(Extracted data entries)
++++++++++++++++++++
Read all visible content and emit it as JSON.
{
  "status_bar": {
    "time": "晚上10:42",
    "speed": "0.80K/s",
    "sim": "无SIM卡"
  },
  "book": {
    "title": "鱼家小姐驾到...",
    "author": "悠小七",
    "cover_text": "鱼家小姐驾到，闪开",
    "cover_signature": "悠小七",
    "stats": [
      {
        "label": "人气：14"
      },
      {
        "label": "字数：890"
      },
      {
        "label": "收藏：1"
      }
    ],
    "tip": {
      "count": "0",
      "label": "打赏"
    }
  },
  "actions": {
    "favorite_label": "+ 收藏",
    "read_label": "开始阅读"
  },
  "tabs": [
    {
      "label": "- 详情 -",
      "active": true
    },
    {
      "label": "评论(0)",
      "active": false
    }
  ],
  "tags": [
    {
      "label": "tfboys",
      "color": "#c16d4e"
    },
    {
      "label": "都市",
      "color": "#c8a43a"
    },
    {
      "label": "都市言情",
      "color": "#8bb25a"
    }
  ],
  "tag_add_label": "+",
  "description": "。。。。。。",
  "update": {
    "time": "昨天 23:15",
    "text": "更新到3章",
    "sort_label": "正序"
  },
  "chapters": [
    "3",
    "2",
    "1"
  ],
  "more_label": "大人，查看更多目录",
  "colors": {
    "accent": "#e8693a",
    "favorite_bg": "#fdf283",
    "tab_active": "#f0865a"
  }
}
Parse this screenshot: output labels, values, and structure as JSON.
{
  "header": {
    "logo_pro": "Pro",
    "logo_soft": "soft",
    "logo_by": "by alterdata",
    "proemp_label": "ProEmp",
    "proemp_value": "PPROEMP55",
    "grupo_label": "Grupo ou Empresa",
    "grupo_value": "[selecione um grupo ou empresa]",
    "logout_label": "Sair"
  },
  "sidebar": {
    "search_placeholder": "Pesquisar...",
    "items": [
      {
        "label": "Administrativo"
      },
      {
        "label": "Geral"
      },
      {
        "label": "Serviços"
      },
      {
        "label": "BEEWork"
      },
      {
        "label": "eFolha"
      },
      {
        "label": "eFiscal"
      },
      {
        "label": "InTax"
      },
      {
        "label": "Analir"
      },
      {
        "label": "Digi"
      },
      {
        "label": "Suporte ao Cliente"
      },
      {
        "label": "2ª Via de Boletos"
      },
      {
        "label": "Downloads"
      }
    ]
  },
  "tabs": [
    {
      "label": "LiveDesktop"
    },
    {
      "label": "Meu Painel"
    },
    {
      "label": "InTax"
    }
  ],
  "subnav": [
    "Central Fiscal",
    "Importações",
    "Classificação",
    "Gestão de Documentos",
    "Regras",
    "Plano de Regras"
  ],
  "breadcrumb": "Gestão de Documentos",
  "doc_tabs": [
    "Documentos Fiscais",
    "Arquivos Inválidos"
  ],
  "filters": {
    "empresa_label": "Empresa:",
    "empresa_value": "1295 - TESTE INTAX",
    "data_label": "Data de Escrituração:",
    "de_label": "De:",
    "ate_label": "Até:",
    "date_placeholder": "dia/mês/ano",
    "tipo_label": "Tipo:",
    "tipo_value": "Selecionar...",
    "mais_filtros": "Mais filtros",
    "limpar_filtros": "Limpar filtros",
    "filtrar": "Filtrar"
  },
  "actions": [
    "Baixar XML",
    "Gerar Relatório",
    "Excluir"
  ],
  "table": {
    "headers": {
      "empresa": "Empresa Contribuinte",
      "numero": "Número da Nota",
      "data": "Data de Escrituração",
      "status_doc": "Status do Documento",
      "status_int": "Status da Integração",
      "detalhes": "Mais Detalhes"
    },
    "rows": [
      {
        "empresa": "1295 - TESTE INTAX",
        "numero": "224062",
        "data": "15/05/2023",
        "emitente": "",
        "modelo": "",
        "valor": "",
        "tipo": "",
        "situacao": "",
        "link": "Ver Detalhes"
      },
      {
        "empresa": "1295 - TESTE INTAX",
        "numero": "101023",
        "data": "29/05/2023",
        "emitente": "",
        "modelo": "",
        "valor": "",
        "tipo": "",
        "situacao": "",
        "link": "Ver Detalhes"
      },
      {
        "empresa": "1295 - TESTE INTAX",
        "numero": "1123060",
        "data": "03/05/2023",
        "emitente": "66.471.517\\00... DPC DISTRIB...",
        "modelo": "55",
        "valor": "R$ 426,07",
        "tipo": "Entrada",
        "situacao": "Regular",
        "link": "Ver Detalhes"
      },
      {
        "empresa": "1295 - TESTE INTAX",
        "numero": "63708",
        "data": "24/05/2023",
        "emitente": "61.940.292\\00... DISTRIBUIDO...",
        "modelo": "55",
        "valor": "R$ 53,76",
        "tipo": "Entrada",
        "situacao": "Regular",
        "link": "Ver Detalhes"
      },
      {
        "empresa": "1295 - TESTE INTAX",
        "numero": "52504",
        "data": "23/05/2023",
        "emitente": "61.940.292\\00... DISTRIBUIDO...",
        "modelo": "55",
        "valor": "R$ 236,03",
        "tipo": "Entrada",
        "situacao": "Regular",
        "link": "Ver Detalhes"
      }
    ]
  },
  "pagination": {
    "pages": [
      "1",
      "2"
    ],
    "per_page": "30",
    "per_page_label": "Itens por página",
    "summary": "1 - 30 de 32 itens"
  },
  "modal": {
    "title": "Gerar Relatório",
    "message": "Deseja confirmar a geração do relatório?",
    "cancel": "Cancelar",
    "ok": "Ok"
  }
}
++++++++++++++++++++
Return every entry exactly as given.

Read all visible content and emit it as JSON.
{
  "status_bar": {
    "time": "晚上10:42",
    "speed": "0.80K/s",
    "sim": "无SIM卡"
  },
  "book": {
    "title": "鱼家小姐驾到...",
    "author": "悠小七",
    "cover_text": "鱼家小姐驾到，闪开",
    "cover_signature": "悠小七",
    "stats": [
      {
        "label": "人气：14"
      },
      {
        "label": "字数：890"
      },
      {
        "label": "收藏：1"
      }
    ],
    "tip": {
      "count": "0",
      "label": "打赏"
    }
  },
  "actions": {
    "favorite_label": "+ 收藏",
    "read_label": "开始阅读"
  },
  "tabs": [
    {
      "label": "- 详情 -",
      "active": true
    },
    {
      "label": "评论(0)",
      "active": false
    }
  ],
  "tags": [
    {
      "label": "tfboys",
      "color": "#c16d4e"
    },
    {
      "label": "都市",
      "color": "#c8a43a"
    },
    {
      "label": "都市言情",
      "color": "#8bb25a"
    }
  ],
  "tag_add_label": "+",
  "description": "。。。。。。",
  "update": {
    "time": "昨天 23:15",
    "text": "更新到3章",
    "sort_label": "正序"
  },
  "chapters": [
    "3",
    "2",
    "1"
  ],
  "more_label": "大人，查看更多目录",
  "colors": {
    "accent": "#e8693a",
    "favorite_bg": "#fdf283",
    "tab_active": "#f0865a"
  }
}
Parse this screenshot: output labels, values, and structure as JSON.
{
  "header": {
    "logo_pro": "Pro",
    "logo_soft": "soft",
    "logo_by": "by alterdata",
    "proemp_label": "ProEmp",
    "proemp_value": "PPROEMP55",
    "grupo_label": "Grupo ou Empresa",
    "grupo_value": "[selecione um grupo ou empresa]",
    "logout_label": "Sair"
  },
  "sidebar": {
    "search_placeholder": "Pesquisar...",
    "items": [
      {
        "label": "Administrativo"
      },
      {
        "label": "Geral"
      },
      {
        "label": "Serviços"
      },
      {
        "label": "BEEWork"
      },
      {
        "label": "eFolha"
      },
      {
        "label": "eFiscal"
      },
      {
        "label": "InTax"
      },
      {
        "label": "Analir"
      },
      {
        "label": "Digi"
      },
      {
        "label": "Suporte ao Cliente"
      },
      {
        "label": "2ª Via de Boletos"
      },
      {
        "label": "Downloads"
      }
    ]
  },
  "tabs": [
    {
      "label": "LiveDesktop"
    },
    {
      "label": "Meu Painel"
    },
    {
      "label": "InTax"
    }
  ],
  "subnav": [
    "Central Fiscal",
    "Importações",
    "Classificação",
    "Gestão de Documentos",
    "Regras",
    "Plano de Regras"
  ],
  "breadcrumb": "Gestão de Documentos",
  "doc_tabs": [
    "Documentos Fiscais",
    "Arquivos Inválidos"
  ],
  "filters": {
    "empresa_label": "Empresa:",
    "empresa_value": "1295 - TESTE INTAX",
    "data_label": "Data de Escrituração:",
    "de_label": "De:",
    "ate_label": "Até:",
    "date_placeholder": "dia/mês/ano",
    "tipo_label": "Tipo:",
    "tipo_value": "Selecionar...",
    "mais_filtros": "Mais filtros",
    "limpar_filtros": "Limpar filtros",
    "filtrar": "Filtrar"
  },
  "actions": [
    "Baixar XML",
    "Gerar Relatório",
    "Excluir"
  ],
  "table": {
    "headers": {
      "empresa": "Empresa Contribuinte",
      "numero": "Número da Nota",
      "data": "Data de Escrituração",
      "status_doc": "Status do Documento",
      "status_int": "Status da Integração",
      "detalhes": "Mais Detalhes"
    },
    "rows": [
      {
        "empresa": "1295 - TESTE INTAX",
        "numero": "224062",
        "data": "15/05/2023",
        "emitente": "",
        "modelo": "",
        "valor": "",
        "tipo": "",
        "situacao": "",
        "link": "Ver Detalhes"
      },
      {
        "empresa": "1295 - TESTE INTAX",
        "numero": "101023",
        "data": "29/05/2023",
        "emitente": "",
        "modelo": "",
        "valor": "",
        "tipo": "",
        "situacao": "",
        "link": "Ver Detalhes"
      },
      {
        "empresa": "1295 - TESTE INTAX",
        "numero": "1123060",
        "data": "03/05/2023",
        "emitente": "66.471.517\\00... DPC DISTRIB...",
        "modelo": "55",
        "valor": "R$ 426,07",
        "tipo": "Entrada",
        "situacao": "Regular",
        "link": "Ver Detalhes"
      },
      {
        "empresa": "1295 - TESTE INTAX",
        "numero": "63708",
        "data": "24/05/2023",
        "emitente": "61.940.292\\00... DISTRIBUIDO...",
        "modelo": "55",
        "valor": "R$ 53,76",
        "tipo": "Entrada",
        "situacao": "Regular",
        "link": "Ver Detalhes"
      },
      {
        "empresa": "1295 - TESTE INTAX",
        "numero": "52504",
        "data": "23/05/2023",
        "emitente": "61.940.292\\00... DISTRIBUIDO...",
        "modelo": "55",
        "valor": "R$ 236,03",
        "tipo": "Entrada",
        "situacao": "Regular",
        "link": "Ver Detalhes"
      }
    ]
  },
  "pagination": {
    "pages": [
      "1",
      "2"
    ],
    "per_page": "30",
    "per_page_label": "Itens por página",
    "summary": "1 - 30 de 32 itens"
  },
  "modal": {
    "title": "Gerar Relatório",
    "message": "Deseja confirmar a geração do relatório?",
    "cancel": "Cancelar",
    "ok": "Ok"
  }
}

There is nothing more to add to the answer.